Your task – Provide the data again in its entirety, exactly as given.

[Dataset entries]
*-*-*

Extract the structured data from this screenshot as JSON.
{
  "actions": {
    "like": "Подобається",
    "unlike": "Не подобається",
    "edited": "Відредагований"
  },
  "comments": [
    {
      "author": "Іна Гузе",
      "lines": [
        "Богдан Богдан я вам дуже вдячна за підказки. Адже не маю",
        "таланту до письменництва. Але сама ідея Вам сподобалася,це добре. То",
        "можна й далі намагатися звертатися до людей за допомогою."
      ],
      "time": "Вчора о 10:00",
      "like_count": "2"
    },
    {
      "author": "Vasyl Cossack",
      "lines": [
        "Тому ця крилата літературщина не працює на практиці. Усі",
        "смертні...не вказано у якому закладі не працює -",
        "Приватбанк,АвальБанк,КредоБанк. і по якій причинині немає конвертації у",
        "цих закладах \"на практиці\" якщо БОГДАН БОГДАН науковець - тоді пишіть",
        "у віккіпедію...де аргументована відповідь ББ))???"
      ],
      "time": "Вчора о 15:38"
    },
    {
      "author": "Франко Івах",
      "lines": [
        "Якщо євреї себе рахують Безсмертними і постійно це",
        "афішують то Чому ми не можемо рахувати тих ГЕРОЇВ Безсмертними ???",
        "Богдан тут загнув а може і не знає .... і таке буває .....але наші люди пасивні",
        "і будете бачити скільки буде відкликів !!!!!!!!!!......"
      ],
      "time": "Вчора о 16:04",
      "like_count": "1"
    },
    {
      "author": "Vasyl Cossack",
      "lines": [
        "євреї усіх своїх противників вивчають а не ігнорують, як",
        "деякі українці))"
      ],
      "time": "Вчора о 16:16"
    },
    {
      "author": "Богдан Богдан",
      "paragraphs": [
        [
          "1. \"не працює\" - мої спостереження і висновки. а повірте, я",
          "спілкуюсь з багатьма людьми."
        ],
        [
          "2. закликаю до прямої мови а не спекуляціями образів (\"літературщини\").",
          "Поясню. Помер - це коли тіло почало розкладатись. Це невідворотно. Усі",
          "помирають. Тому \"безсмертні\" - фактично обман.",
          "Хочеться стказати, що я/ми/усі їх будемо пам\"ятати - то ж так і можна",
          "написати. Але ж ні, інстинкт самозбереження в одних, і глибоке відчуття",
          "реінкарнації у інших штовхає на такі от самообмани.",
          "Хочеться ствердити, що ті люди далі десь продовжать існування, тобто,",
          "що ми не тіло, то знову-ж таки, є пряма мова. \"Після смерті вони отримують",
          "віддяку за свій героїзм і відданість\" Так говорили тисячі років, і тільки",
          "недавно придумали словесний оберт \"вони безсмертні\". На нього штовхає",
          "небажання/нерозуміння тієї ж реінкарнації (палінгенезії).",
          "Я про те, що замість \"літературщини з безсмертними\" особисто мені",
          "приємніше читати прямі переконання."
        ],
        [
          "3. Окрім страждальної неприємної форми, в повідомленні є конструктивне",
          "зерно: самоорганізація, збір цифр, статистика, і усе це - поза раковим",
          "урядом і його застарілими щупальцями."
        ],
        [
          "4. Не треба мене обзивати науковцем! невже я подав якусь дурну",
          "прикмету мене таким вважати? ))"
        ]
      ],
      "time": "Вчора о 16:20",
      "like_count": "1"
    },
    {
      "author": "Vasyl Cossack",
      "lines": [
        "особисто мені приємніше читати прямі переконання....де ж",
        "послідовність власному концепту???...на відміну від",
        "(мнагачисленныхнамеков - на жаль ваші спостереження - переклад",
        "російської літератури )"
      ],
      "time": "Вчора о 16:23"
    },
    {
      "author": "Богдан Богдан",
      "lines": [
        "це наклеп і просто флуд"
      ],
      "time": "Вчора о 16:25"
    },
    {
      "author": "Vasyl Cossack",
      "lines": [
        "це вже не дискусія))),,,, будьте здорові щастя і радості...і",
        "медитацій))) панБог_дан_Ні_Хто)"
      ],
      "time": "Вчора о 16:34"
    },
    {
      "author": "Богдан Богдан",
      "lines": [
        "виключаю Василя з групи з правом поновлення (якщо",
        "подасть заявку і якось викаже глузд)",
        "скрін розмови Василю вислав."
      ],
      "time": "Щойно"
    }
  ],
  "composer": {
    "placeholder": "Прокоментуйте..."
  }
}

*-*-*

The reply –
Extract the structured data from this screenshot as JSON.
{
  "actions": {
    "like": "Подобається",
    "unlike": "Не подобається",
    "edited": "Відредагований"
  },
  "comments": [
    {
      "author": "Іна Гузе",
      "lines": [
        "Богдан Богдан я вам дуже вдячна за підказки. Адже не маю",
        "таланту до письменництва. Але сама ідея Вам сподобалася,це добре. То",
        "можна й далі намагатися звертатися до людей за допомогою."
      ],
      "time": "Вчора о 10:00",
      "like_count": "2"
    },
    {
      "author": "Vasyl Cossack",
      "lines": [
        "Тому ця крилата літературщина не працює на практиці. Усі",
        "смертні...не вказано у якому закладі не працює -",
        "Приватбанк,АвальБанк,КредоБанк. і по якій причинині немає конвертації у",
        "цих закладах \"на практиці\" якщо БОГДАН БОГДАН науковець - тоді пишіть",
        "у віккіпедію...де аргументована відповідь ББ))???"
      ],
      "time": "Вчора о 15:38"
    },
    {
      "author": "Франко Івах",
      "lines": [
        "Якщо євреї себе рахують Безсмертними і постійно це",
        "афішують то Чому ми не можемо рахувати тих ГЕРОЇВ Безсмертними ???",
        "Богдан тут загнув а може і не знає .... і таке буває .....але наші люди пасивні",
        "і будете бачити скільки буде відкликів !!!!!!!!!!......"
      ],
      "time": "Вчора о 16:04",
      "like_count": "1"
    },
    {
      "author": "Vasyl Cossack",
      "lines": [
        "євреї усіх своїх противників вивчають а не ігнорують, як",
        "деякі українці))"
      ],
      "time": "Вчора о 16:16"
    },
    {
      "author": "Богдан Богдан",
      "paragraphs": [
        [
          "1. \"не працює\" - мої спостереження і висновки. а повірте, я",
          "спілкуюсь з багатьма людьми."
        ],
        [
          "2. закликаю до прямої мови а не спекуляціями образів (\"літературщини\").",
          "Поясню. Помер - це коли тіло почало розкладатись. Це невідворотно. Усі",
          "помирають. Тому \"безсмертні\" - фактично обман.",
          "Хочеться стказати, що я/ми/усі їх будемо пам\"ятати - то ж так і можна",
          "написати. Але ж ні, інстинкт самозбереження в одних, і глибоке відчуття",
          "реінкарнації у інших штовхає на такі от самообмани.",
          "Хочеться ствердити, що ті люди далі десь продовжать існування, тобто,",
          "що ми не тіло, то знову-ж таки, є пряма мова. \"Після смерті вони отримують",
          "віддяку за свій героїзм і відданість\" Так говорили тисячі років, і тільки",
          "недавно придумали словесний оберт \"вони безсмертні\". На нього штовхає",
          "небажання/нерозуміння тієї ж реінкарнації (палінгенезії).",
          "Я про те, що замість \"літературщини з безсмертними\" особисто мені",
          "приємніше читати прямі переконання."
        ],
        [
          "3. Окрім страждальної неприємної форми, в повідомленні є конструктивне",
          "зерно: самоорганізація, збір цифр, статистика, і усе це - поза раковим",
          "урядом і його застарілими щупальцями."
        ],
        [
          "4. Не треба мене обзивати науковцем! невже я подав якусь дурну",
          "прикмету мене таким вважати? ))"
        ]
      ],
      "time": "Вчора о 16:20",
      "like_count": "1"
    },
    {
      "author": "Vasyl Cossack",
      "lines": [
        "особисто мені приємніше читати прямі переконання....де ж",
        "послідовність власному концепту???...на відміну від",
        "(мнагачисленныхнамеков - на жаль ваші спостереження - переклад",
        "російської літератури )"
      ],
      "time": "Вчора о 16:23"
    },
    {
      "author": "Богдан Богдан",
      "lines": [
        "це наклеп і просто флуд"
      ],
      "time": "Вчора о 16:25"
    },
    {
      "author": "Vasyl Cossack",
      "lines": [
        "це вже не дискусія))),,,, будьте здорові щастя і радості...і",
        "медитацій))) панБог_дан_Ні_Хто)"
      ],
      "time": "Вчора о 16:34"
    },
    {
      "author": "Богдан Богдан",
      "lines": [
        "виключаю Василя з групи з правом поновлення (якщо",
        "подасть заявку і якось викаже глузд)",
        "скрін розмови Василю вислав."
      ],
      "time": "Щойно"
    }
  ],
  "composer": {
    "placeholder": "Прокоментуйте..."
  }
}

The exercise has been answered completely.